#### Your goal:
Repeat every entry word for word, but leave the images out of your copy.

#### The records:
______
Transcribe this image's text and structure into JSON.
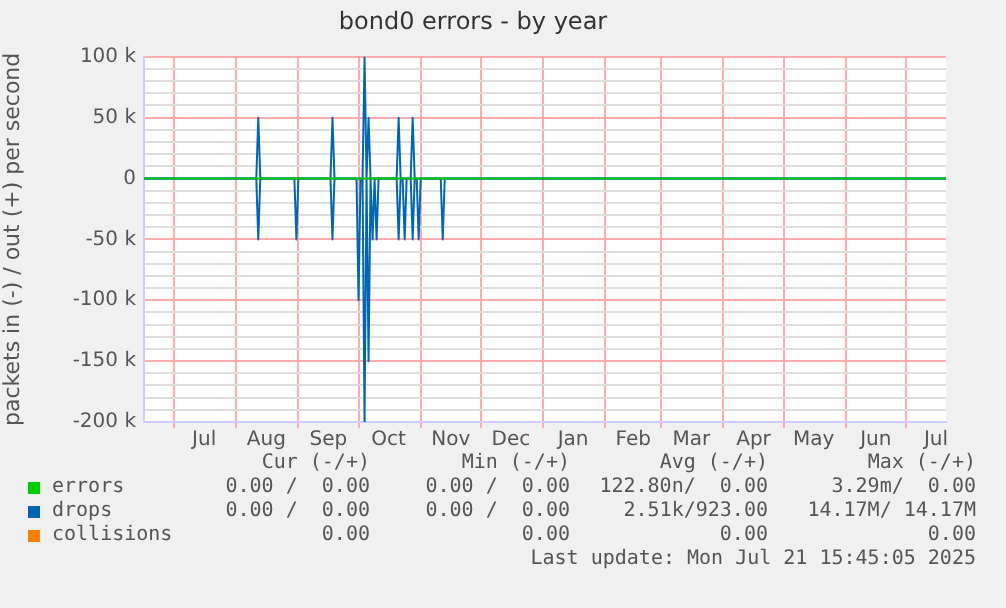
{
  "chart_data": {
    "type": "line",
    "title": "bond0 errors - by year",
    "ylabel": "packets in (-) / out (+) per second",
    "xlim": [
      "2024-06-16",
      "2025-07-21"
    ],
    "xticks": [
      {
        "value": "2024-07-01",
        "label": null
      },
      {
        "value": "2024-07-16",
        "label": "Jul"
      },
      {
        "value": "2024-08-01",
        "label": null
      },
      {
        "value": "2024-08-16",
        "label": "Aug"
      },
      {
        "value": "2024-09-01",
        "label": null
      },
      {
        "value": "2024-09-16",
        "label": "Sep"
      },
      {
        "value": "2024-10-01",
        "label": null
      },
      {
        "value": "2024-10-16",
        "label": "Oct"
      },
      {
        "value": "2024-11-01",
        "label": null
      },
      {
        "value": "2024-11-16",
        "label": "Nov"
      },
      {
        "value": "2024-12-01",
        "label": null
      },
      {
        "value": "2024-12-16",
        "label": "Dec"
      },
      {
        "value": "2025-01-01",
        "label": null
      },
      {
        "value": "2025-01-16",
        "label": "Jan"
      },
      {
        "value": "2025-02-01",
        "label": null
      },
      {
        "value": "2025-02-15",
        "label": "Feb"
      },
      {
        "value": "2025-03-01",
        "label": null
      },
      {
        "value": "2025-03-16",
        "label": "Mar"
      },
      {
        "value": "2025-04-01",
        "label": null
      },
      {
        "value": "2025-04-16",
        "label": "Apr"
      },
      {
        "value": "2025-05-01",
        "label": null
      },
      {
        "value": "2025-05-16",
        "label": "May"
      },
      {
        "value": "2025-06-01",
        "label": null
      },
      {
        "value": "2025-06-16",
        "label": "Jun"
      },
      {
        "value": "2025-07-01",
        "label": null
      },
      {
        "value": "2025-07-16",
        "label": "Jul"
      }
    ],
    "ylim": [
      -200000,
      100000
    ],
    "yticks": [
      {
        "value": 100000,
        "label": "100 k"
      },
      {
        "value": 90000,
        "label": null
      },
      {
        "value": 80000,
        "label": null
      },
      {
        "value": 70000,
        "label": null
      },
      {
        "value": 60000,
        "label": null
      },
      {
        "value": 50000,
        "label": "50 k"
      },
      {
        "value": 40000,
        "label": null
      },
      {
        "value": 30000,
        "label": null
      },
      {
        "value": 20000,
        "label": null
      },
      {
        "value": 10000,
        "label": null
      },
      0,
      {
        "value": -10000,
        "label": null
      },
      {
        "value": -20000,
        "label": null
      },
      {
        "value": -30000,
        "label": null
      },
      {
        "value": -40000,
        "label": null
      },
      {
        "value": -50000,
        "label": "-50 k"
      },
      {
        "value": -60000,
        "label": null
      },
      {
        "value": -70000,
        "label": null
      },
      {
        "value": -80000,
        "label": null
      },
      {
        "value": -90000,
        "label": null
      },
      {
        "value": -100000,
        "label": "-100 k"
      },
      {
        "value": -110000,
        "label": null
      },
      {
        "value": -120000,
        "label": null
      },
      {
        "value": -130000,
        "label": null
      },
      {
        "value": -140000,
        "label": null
      },
      {
        "value": -150000,
        "label": "-150 k"
      },
      {
        "value": -160000,
        "label": null
      },
      {
        "value": -170000,
        "label": null
      },
      {
        "value": -180000,
        "label": null
      },
      {
        "value": -190000,
        "label": null
      },
      {
        "value": -200000,
        "label": "-200 k"
      }
    ],
    "grid": true,
    "legend": "bottom",
    "series": [
      {
        "name": "collisions",
        "color": "#ff7f00"
      },
      {
        "color": "#0066b3",
        "x": [
          "2024-06-16",
          "2024-08-11",
          "2024-08-12",
          "2024-08-13",
          "2024-08-30",
          "2024-08-31",
          "2024-09-01",
          "2024-09-17",
          "2024-09-18",
          "2024-09-19",
          "2024-09-30",
          "2024-10-01",
          "2024-10-02",
          "2024-10-03",
          "2024-10-04",
          "2024-10-05",
          "2024-10-06",
          "2024-10-07",
          "2024-10-08",
          "2024-10-09",
          "2024-10-10",
          "2024-10-11",
          "2024-10-20",
          "2024-10-21",
          "2024-10-22",
          "2024-10-23",
          "2024-10-24",
          "2024-10-25",
          "2024-10-27",
          "2024-10-28",
          "2024-10-29",
          "2024-10-30",
          "2024-10-31",
          "2024-11-01",
          "2024-11-11",
          "2024-11-12",
          "2024-11-13",
          "2025-07-21"
        ],
        "values": [
          0,
          0,
          -50000,
          0,
          0,
          -50000,
          0,
          0,
          -50000,
          0,
          0,
          -100000,
          0,
          0,
          -200000,
          0,
          -150000,
          0,
          -50000,
          0,
          -50000,
          0,
          0,
          -50000,
          0,
          0,
          -50000,
          0,
          0,
          -50000,
          0,
          0,
          -50000,
          0,
          0,
          -50000,
          0,
          0
        ]
      },
      {
        "name": "drops",
        "color": "#0066b3",
        "x": [
          "2024-06-16",
          "2024-08-11",
          "2024-08-12",
          "2024-08-13",
          "2024-09-17",
          "2024-09-18",
          "2024-09-19",
          "2024-10-03",
          "2024-10-04",
          "2024-10-05",
          "2024-10-06",
          "2024-10-07",
          "2024-10-20",
          "2024-10-21",
          "2024-10-22",
          "2024-10-27",
          "2024-10-28",
          "2024-10-29",
          "2025-07-21"
        ],
        "values": [
          0,
          0,
          50000,
          0,
          0,
          50000,
          0,
          0,
          100000,
          0,
          50000,
          0,
          0,
          50000,
          0,
          0,
          50000,
          0,
          0
        ]
      },
      {
        "name": "errors",
        "color": "#00cc00",
        "x": [
          "2024-06-16",
          "2025-07-21"
        ],
        "values": [
          0,
          0
        ]
      }
    ],
    "annotations": [
      "Cur (-/+)",
      "Min (-/+)",
      "Avg (-/+)",
      "Max (-/+)",
      "0.00 /  0.00",
      "0.00 /  0.00",
      "122.80n/  0.00",
      "3.29m/  0.00",
      "0.00 /  0.00",
      "0.00 /  0.00",
      "2.51k/923.00",
      "14.17M/ 14.17M",
      "0.00",
      "0.00",
      "0.00",
      "0.00",
      "Last update: Mon Jul 21 15:45:05 2025"
    ]
  }
}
______
#### Exercise solution:
Transcribe this image's text and structure into JSON.
{
  "chart_data": {
    "type": "line",
    "title": "bond0 errors - by year",
    "ylabel": "packets in (-) / out (+) per second",
    "xlim": [
      "2024-06-16",
      "2025-07-21"
    ],
    "xticks": [
      {
        "value": "2024-07-01",
        "label": null
      },
      {
        "value": "2024-07-16",
        "label": "Jul"
      },
      {
        "value": "2024-08-01",
        "label": null
      },
      {
        "value": "2024-08-16",
        "label": "Aug"
      },
      {
        "value": "2024-09-01",
        "label": null
      },
      {
        "value": "2024-09-16",
        "label": "Sep"
      },
      {
        "value": "2024-10-01",
        "label": null
      },
      {
        "value": "2024-10-16",
        "label": "Oct"
      },
      {
        "value": "2024-11-01",
        "label": null
      },
      {
        "value": "2024-11-16",
        "label": "Nov"
      },
      {
        "value": "2024-12-01",
        "label": null
      },
      {
        "value": "2024-12-16",
        "label": "Dec"
      },
      {
        "value": "2025-01-01",
        "label": null
      },
      {
        "value": "2025-01-16",
        "label": "Jan"
      },
      {
        "value": "2025-02-01",
        "label": null
      },
      {
        "value": "2025-02-15",
        "label": "Feb"
      },
      {
        "value": "2025-03-01",
        "label": null
      },
      {
        "value": "2025-03-16",
        "label": "Mar"
      },
      {
        "value": "2025-04-01",
        "label": null
      },
      {
        "value": "2025-04-16",
        "label": "Apr"
      },
      {
        "value": "2025-05-01",
        "label": null
      },
      {
        "value": "2025-05-16",
        "label": "May"
      },
      {
        "value": "2025-06-01",
        "label": null
      },
      {
        "value": "2025-06-16",
        "label": "Jun"
      },
      {
        "value": "2025-07-01",
        "label": null
      },
      {
        "value": "2025-07-16",
        "label": "Jul"
      }
    ],
    "ylim": [
      -200000,
      100000
    ],
    "yticks": [
      {
        "value": 100000,
        "label": "100 k"
      },
      {
        "value": 90000,
        "label": null
      },
      {
        "value": 80000,
        "label": null
      },
      {
        "value": 70000,
        "label": null
      },
      {
        "value": 60000,
        "label": null
      },
      {
        "value": 50000,
        "label": "50 k"
      },
      {
        "value": 40000,
        "label": null
      },
      {
        "value": 30000,
        "label": null
      },
      {
        "value": 20000,
        "label": null
      },
      {
        "value": 10000,
        "label": null
      },
      0,
      {
        "value": -10000,
        "label": null
      },
      {
        "value": -20000,
        "label": null
      },
      {
        "value": -30000,
        "label": null
      },
      {
        "value": -40000,
        "label": null
      },
      {
        "value": -50000,
        "label": "-50 k"
      },
      {
        "value": -60000,
        "label": null
      },
      {
        "value": -70000,
        "label": null
      },
      {
        "value": -80000,
        "label": null
      },
      {
        "value": -90000,
        "label": null
      },
      {
        "value": -100000,
        "label": "-100 k"
      },
      {
        "value": -110000,
        "label": null
      },
      {
        "value": -120000,
        "label": null
      },
      {
        "value": -130000,
        "label": null
      },
      {
        "value": -140000,
        "label": null
      },
      {
        "value": -150000,
        "label": "-150 k"
      },
      {
        "value": -160000,
        "label": null
      },
      {
        "value": -170000,
        "label": null
      },
      {
        "value": -180000,
        "label": null
      },
      {
        "value": -190000,
        "label": null
      },
      {
        "value": -200000,
        "label": "-200 k"
      }
    ],
    "grid": true,
    "legend": "bottom",
    "series": [
      {
        "name": "collisions",
        "color": "#ff7f00"
      },
      {
        "color": "#0066b3",
        "x": [
          "2024-06-16",
          "2024-08-11",
          "2024-08-12",
          "2024-08-13",
          "2024-08-30",
          "2024-08-31",
          "2024-09-01",
          "2024-09-17",
          "2024-09-18",
          "2024-09-19",
          "2024-09-30",
          "2024-10-01",
          "2024-10-02",
          "2024-10-03",
          "2024-10-04",
          "2024-10-05",
          "2024-10-06",
          "2024-10-07",
          "2024-10-08",
          "2024-10-09",
          "2024-10-10",
          "2024-10-11",
          "2024-10-20",
          "2024-10-21",
          "2024-10-22",
          "2024-10-23",
          "2024-10-24",
          "2024-10-25",
          "2024-10-27",
          "2024-10-28",
          "2024-10-29",
          "2024-10-30",
          "2024-10-31",
          "2024-11-01",
          "2024-11-11",
          "2024-11-12",
          "2024-11-13",
          "2025-07-21"
        ],
        "values": [
          0,
          0,
          -50000,
          0,
          0,
          -50000,
          0,
          0,
          -50000,
          0,
          0,
          -100000,
          0,
          0,
          -200000,
          0,
          -150000,
          0,
          -50000,
          0,
          -50000,
          0,
          0,
          -50000,
          0,
          0,
          -50000,
          0,
          0,
          -50000,
          0,
          0,
          -50000,
          0,
          0,
          -50000,
          0,
          0
        ]
      },
      {
        "name": "drops",
        "color": "#0066b3",
        "x": [
          "2024-06-16",
          "2024-08-11",
          "2024-08-12",
          "2024-08-13",
          "2024-09-17",
          "2024-09-18",
          "2024-09-19",
          "2024-10-03",
          "2024-10-04",
          "2024-10-05",
          "2024-10-06",
          "2024-10-07",
          "2024-10-20",
          "2024-10-21",
          "2024-10-22",
          "2024-10-27",
          "2024-10-28",
          "2024-10-29",
          "2025-07-21"
        ],
        "values": [
          0,
          0,
          50000,
          0,
          0,
          50000,
          0,
          0,
          100000,
          0,
          50000,
          0,
          0,
          50000,
          0,
          0,
          50000,
          0,
          0
        ]
      },
      {
        "name": "errors",
        "color": "#00cc00",
        "x": [
          "2024-06-16",
          "2025-07-21"
        ],
        "values": [
          0,
          0
        ]
      }
    ],
    "annotations": [
      "Cur (-/+)",
      "Min (-/+)",
      "Avg (-/+)",
      "Max (-/+)",
      "0.00 /  0.00",
      "0.00 /  0.00",
      "122.80n/  0.00",
      "3.29m/  0.00",
      "0.00 /  0.00",
      "0.00 /  0.00",
      "2.51k/923.00",
      "14.17M/ 14.17M",
      "0.00",
      "0.00",
      "0.00",
      "0.00",
      "Last update: Mon Jul 21 15:45:05 2025"
    ]
  }
}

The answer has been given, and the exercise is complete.